Extracted material >>
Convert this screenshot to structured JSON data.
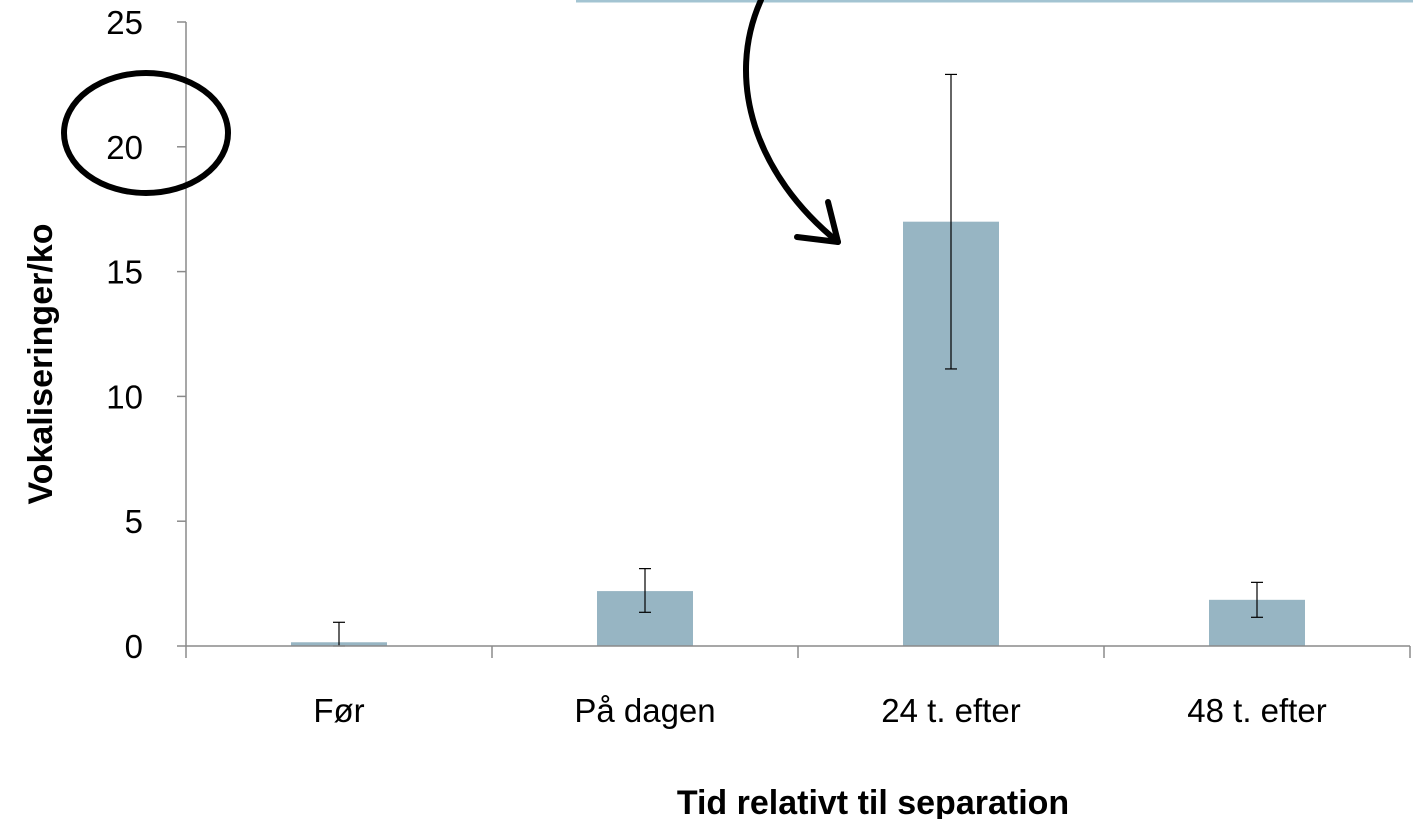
{
  "colors": {
    "bar": "#97b5c3",
    "axis": "#8a8a8a",
    "annotation": "#000000",
    "callout_line": "#a3c4d2"
  },
  "chart_data": {
    "type": "bar",
    "categories": [
      "Før",
      "På dagen",
      "24 t. efter",
      "48 t. efter"
    ],
    "values": [
      0.15,
      2.2,
      17.0,
      1.85
    ],
    "error_low": [
      0.0,
      1.35,
      11.1,
      1.15
    ],
    "error_high": [
      0.95,
      3.1,
      22.9,
      2.55
    ],
    "xlabel": "Tid relativt til separation",
    "ylabel": "Vokaliseringer/ko",
    "ylim": [
      0,
      25
    ],
    "yticks": [
      "0",
      "5",
      "10",
      "15",
      "20",
      "25"
    ],
    "grid": false,
    "annotations": [
      {
        "kind": "circle",
        "target": "y-tick-20"
      },
      {
        "kind": "curved-arrow",
        "target": "bar-24-t-efter"
      }
    ]
  }
}
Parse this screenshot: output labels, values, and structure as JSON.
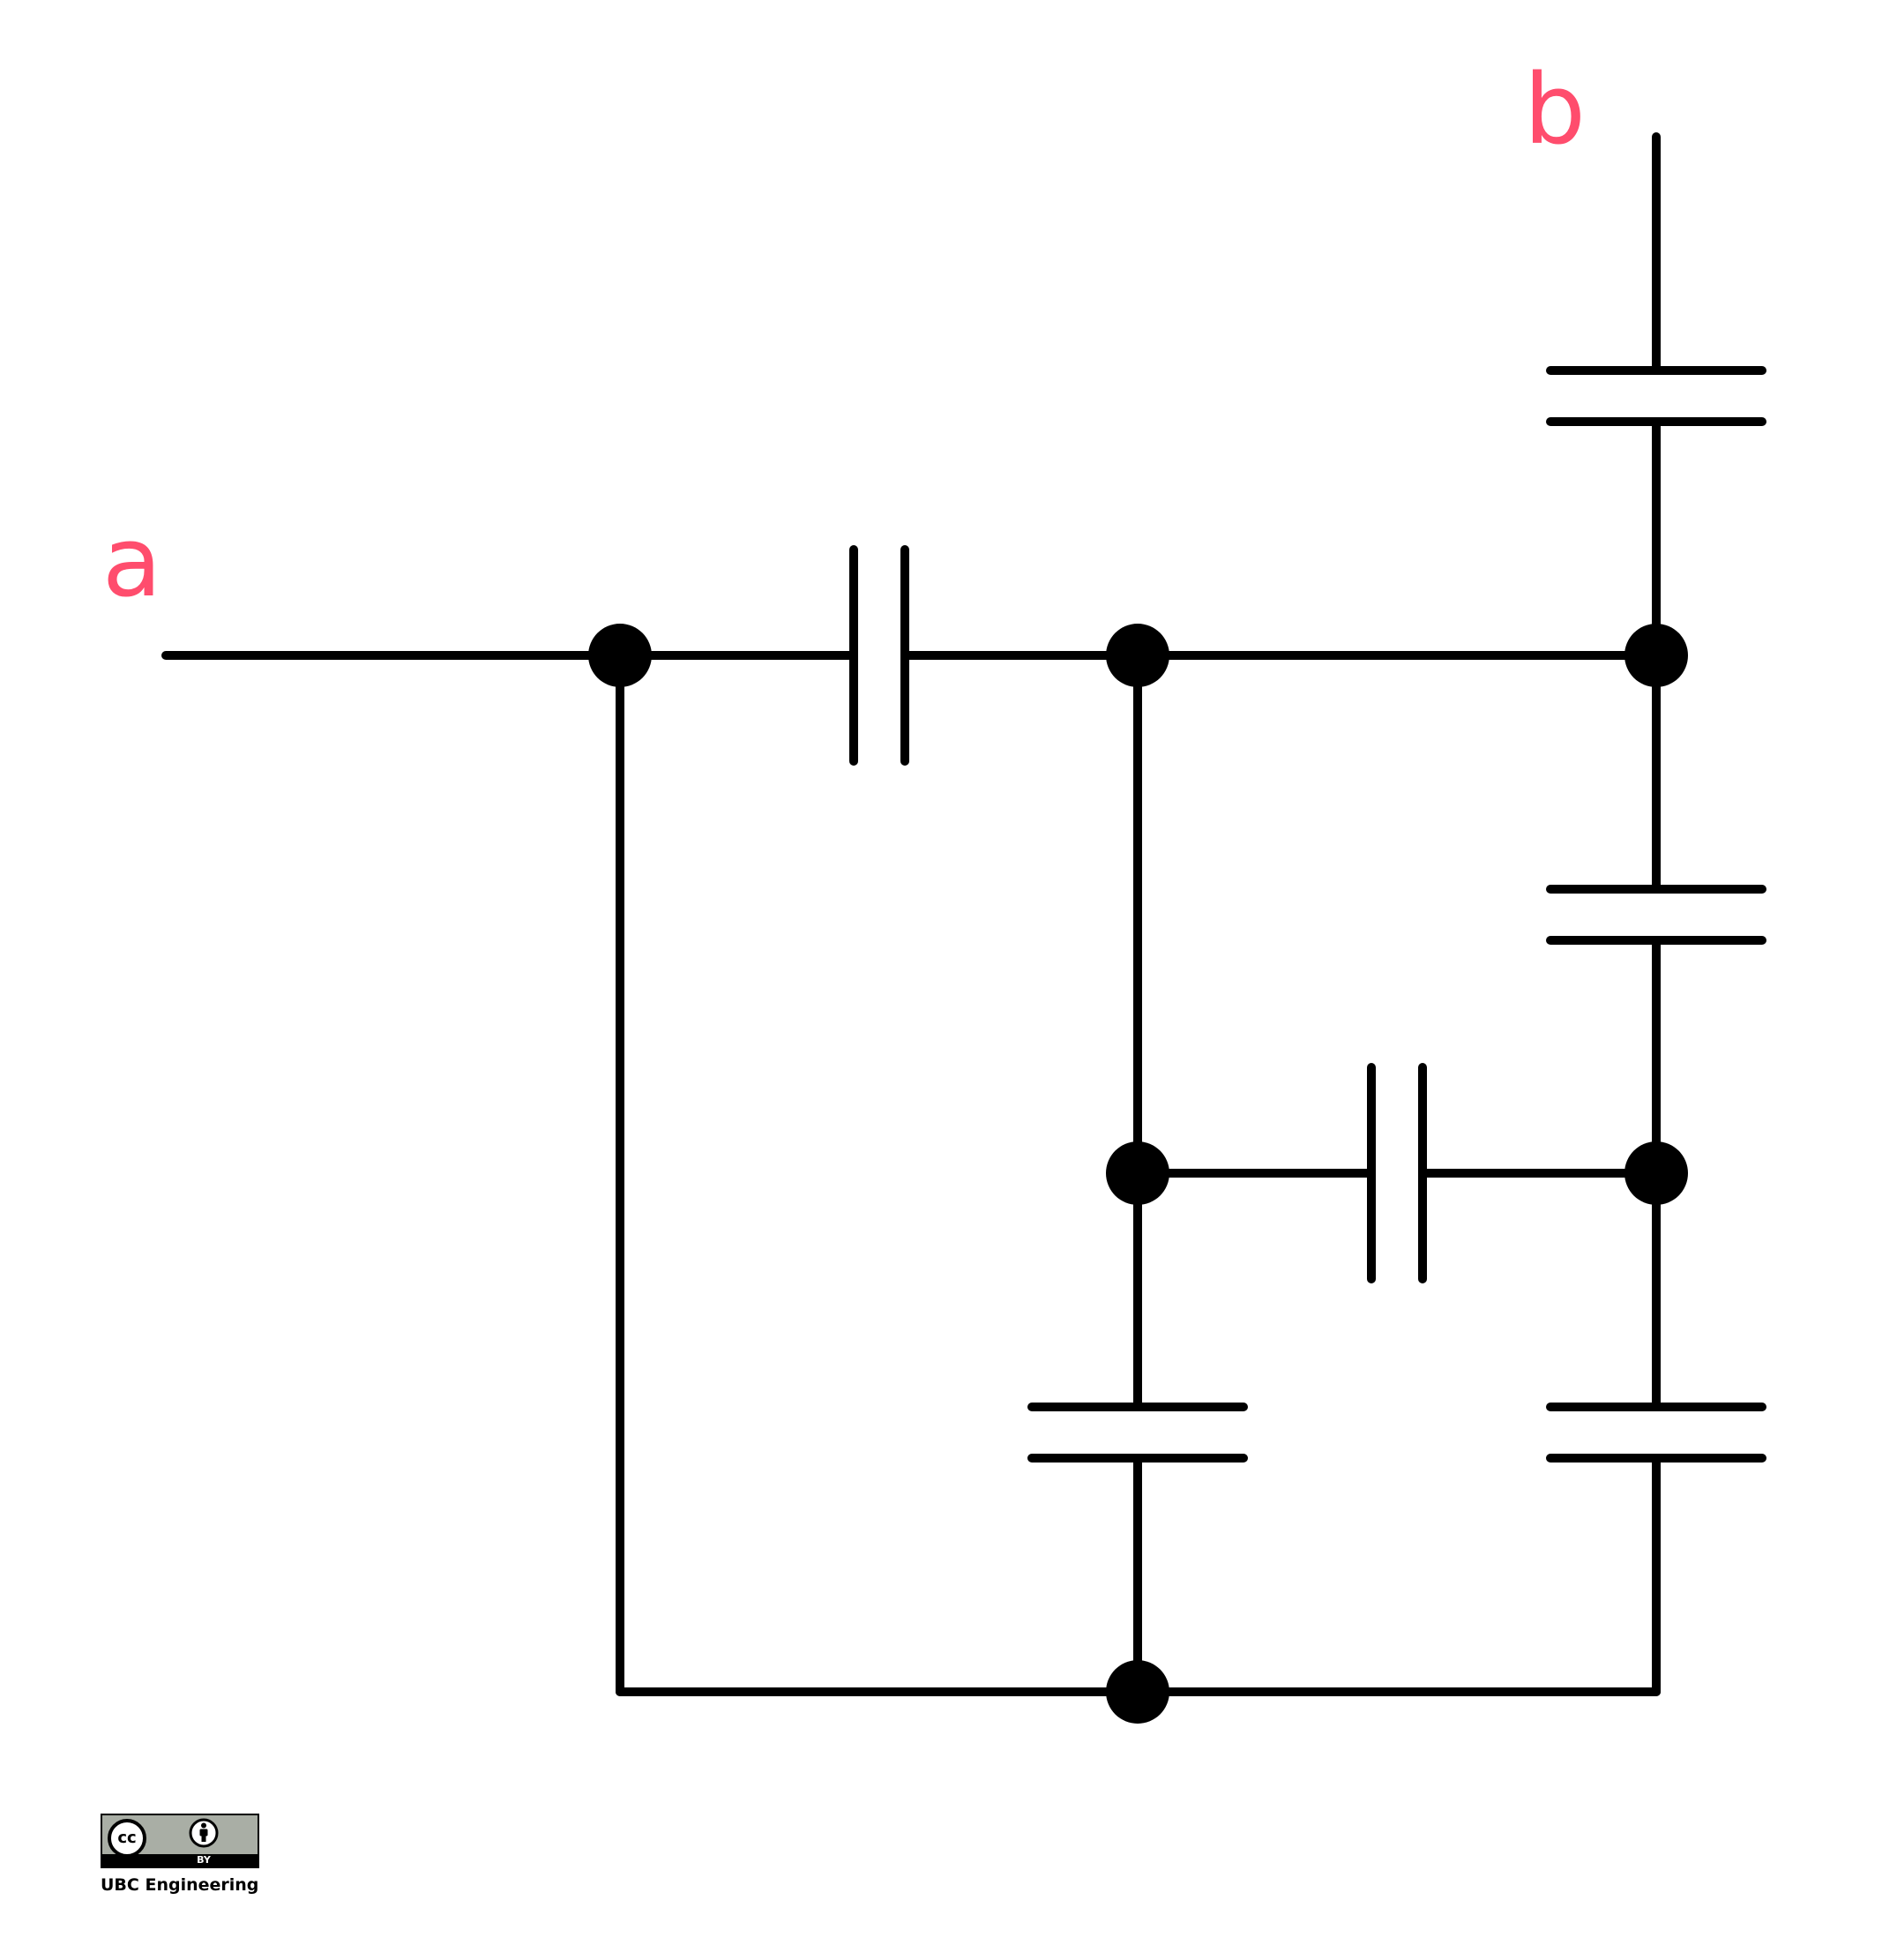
{
  "diagram": {
    "terminals": {
      "a": "a",
      "b": "b"
    },
    "label_color": "#ff4d6d",
    "wire_color": "#000000"
  },
  "license": {
    "cc_symbol": "cc",
    "by_text": "BY",
    "credit": "UBC Engineering",
    "icon": "creative-commons-by-icon"
  }
}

Instructions to follow >> Take the data above and repeat it exactly, leaving each picture out.

Final answer >>
Convert this screenshot to structured JSON data.
{
  "colors": {
    "bar": "#97b5c3",
    "axis": "#8a8a8a",
    "annotation": "#000000",
    "callout_line": "#a3c4d2"
  },
  "chart_data": {
    "type": "bar",
    "categories": [
      "Før",
      "På dagen",
      "24 t. efter",
      "48 t. efter"
    ],
    "values": [
      0.15,
      2.2,
      17.0,
      1.85
    ],
    "error_low": [
      0.0,
      1.35,
      11.1,
      1.15
    ],
    "error_high": [
      0.95,
      3.1,
      22.9,
      2.55
    ],
    "xlabel": "Tid relativt til separation",
    "ylabel": "Vokaliseringer/ko",
    "ylim": [
      0,
      25
    ],
    "yticks": [
      "0",
      "5",
      "10",
      "15",
      "20",
      "25"
    ],
    "grid": false,
    "annotations": [
      {
        "kind": "circle",
        "target": "y-tick-20"
      },
      {
        "kind": "curved-arrow",
        "target": "bar-24-t-efter"
      }
    ]
  }
}
Parse this screenshot: output labels, values, and structure as JSON.
{
  "diagram": {
    "terminals": {
      "a": "a",
      "b": "b"
    },
    "label_color": "#ff4d6d",
    "wire_color": "#000000"
  },
  "license": {
    "cc_symbol": "cc",
    "by_text": "BY",
    "credit": "UBC Engineering",
    "icon": "creative-commons-by-icon"
  }
}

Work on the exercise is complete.